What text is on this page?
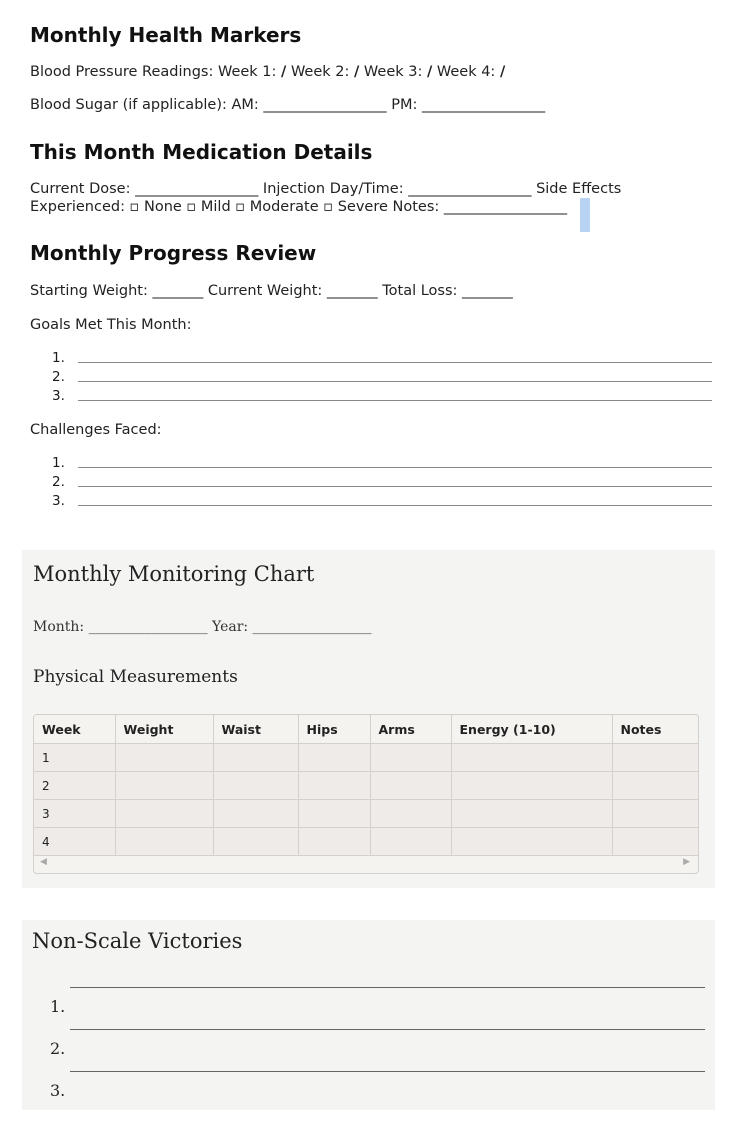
Monthly Health Markers
Blood Pressure Readings: Week 1: / Week 2: / Week 3: / Week 4: /
Blood Sugar (if applicable): AM: _________________ PM: _________________
This Month Medication Details
Current Dose: _________________ Injection Day/Time: _________________ Side Effects
Experienced: ▫ None ▫ Mild ▫ Moderate ▫ Severe Notes: _________________
Monthly Progress Review
Starting Weight: _______ Current Weight: _______ Total Loss: _______
Goals Met This Month:
1.
2.
3.
Challenges Faced:
1.
2.
3.
Monthly Monitoring Chart
Month: _________________ Year: _________________
Physical Measurements
Week	Weight	Waist	Hips	Arms	Energy (1-10)	Notes
1						
2						
3						
4						
◀	▶
Non-Scale Victories
1.
2.
3.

- THE PROBLEM
Copy the listing word for word, excluding its pictures.

- EXERCISE RESPONSE
What text is on this page?
Monthly Health Markers
Blood Pressure Readings: Week 1: / Week 2: / Week 3: / Week 4: /
Blood Sugar (if applicable): AM: _________________ PM: _________________
This Month Medication Details
Current Dose: _________________ Injection Day/Time: _________________ Side Effects
Experienced: ▫ None ▫ Mild ▫ Moderate ▫ Severe Notes: _________________
Monthly Progress Review
Starting Weight: _______ Current Weight: _______ Total Loss: _______
Goals Met This Month:
1.
2.
3.
Challenges Faced:
1.
2.
3.
Monthly Monitoring Chart
Month: _________________ Year: _________________
Physical Measurements
Week	Weight	Waist	Hips	Arms	Energy (1-10)	Notes
1						
2						
3						
4						
◀	▶
Non-Scale Victories
1.
2.
3.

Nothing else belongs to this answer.